== The exercise ==
Pictures in the records should not be copied, but every other part must be repeated exactly.

== Data extract ==
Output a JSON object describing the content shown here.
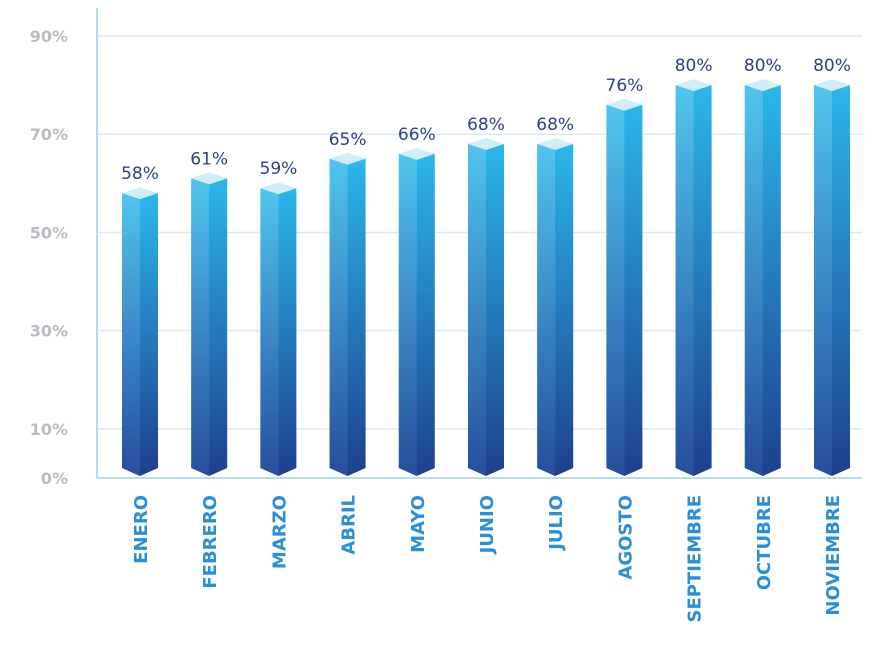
{
  "chart_data": {
    "type": "bar",
    "categories": [
      "ENERO",
      "FEBRERO",
      "MARZO",
      "ABRIL",
      "MAYO",
      "JUNIO",
      "JULIO",
      "AGOSTO",
      "SEPTIEMBRE",
      "OCTUBRE",
      "NOVIEMBRE"
    ],
    "values": [
      58,
      61,
      59,
      65,
      66,
      68,
      68,
      76,
      80,
      80,
      80
    ],
    "value_labels": [
      "58%",
      "61%",
      "59%",
      "65%",
      "66%",
      "68%",
      "68%",
      "76%",
      "80%",
      "80%",
      "80%"
    ],
    "y_ticks": [
      {
        "value": 0,
        "label": "0%"
      },
      {
        "value": 10,
        "label": "10%"
      },
      {
        "value": 30,
        "label": "30%"
      },
      {
        "value": 50,
        "label": "50%"
      },
      {
        "value": 70,
        "label": "70%"
      },
      {
        "value": 90,
        "label": "90%"
      }
    ],
    "ylim": [
      0,
      90
    ],
    "grid": true,
    "legend": "none",
    "colors": {
      "bar_top": "#2bb7ea",
      "bar_bottom": "#1e3f8e",
      "bar_cap": "#cfeefa",
      "grid": "#d6ecf5",
      "axis": "#b6dced",
      "value_label": "#2f3f86",
      "category_label": "#2a8fd6",
      "tick_label": "#b9bcc2"
    }
  }
}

== Task answer ==
Output a JSON object describing the content shown here.
{
  "chart_data": {
    "type": "bar",
    "categories": [
      "ENERO",
      "FEBRERO",
      "MARZO",
      "ABRIL",
      "MAYO",
      "JUNIO",
      "JULIO",
      "AGOSTO",
      "SEPTIEMBRE",
      "OCTUBRE",
      "NOVIEMBRE"
    ],
    "values": [
      58,
      61,
      59,
      65,
      66,
      68,
      68,
      76,
      80,
      80,
      80
    ],
    "value_labels": [
      "58%",
      "61%",
      "59%",
      "65%",
      "66%",
      "68%",
      "68%",
      "76%",
      "80%",
      "80%",
      "80%"
    ],
    "y_ticks": [
      {
        "value": 0,
        "label": "0%"
      },
      {
        "value": 10,
        "label": "10%"
      },
      {
        "value": 30,
        "label": "30%"
      },
      {
        "value": 50,
        "label": "50%"
      },
      {
        "value": 70,
        "label": "70%"
      },
      {
        "value": 90,
        "label": "90%"
      }
    ],
    "ylim": [
      0,
      90
    ],
    "grid": true,
    "legend": "none",
    "colors": {
      "bar_top": "#2bb7ea",
      "bar_bottom": "#1e3f8e",
      "bar_cap": "#cfeefa",
      "grid": "#d6ecf5",
      "axis": "#b6dced",
      "value_label": "#2f3f86",
      "category_label": "#2a8fd6",
      "tick_label": "#b9bcc2"
    }
  }
}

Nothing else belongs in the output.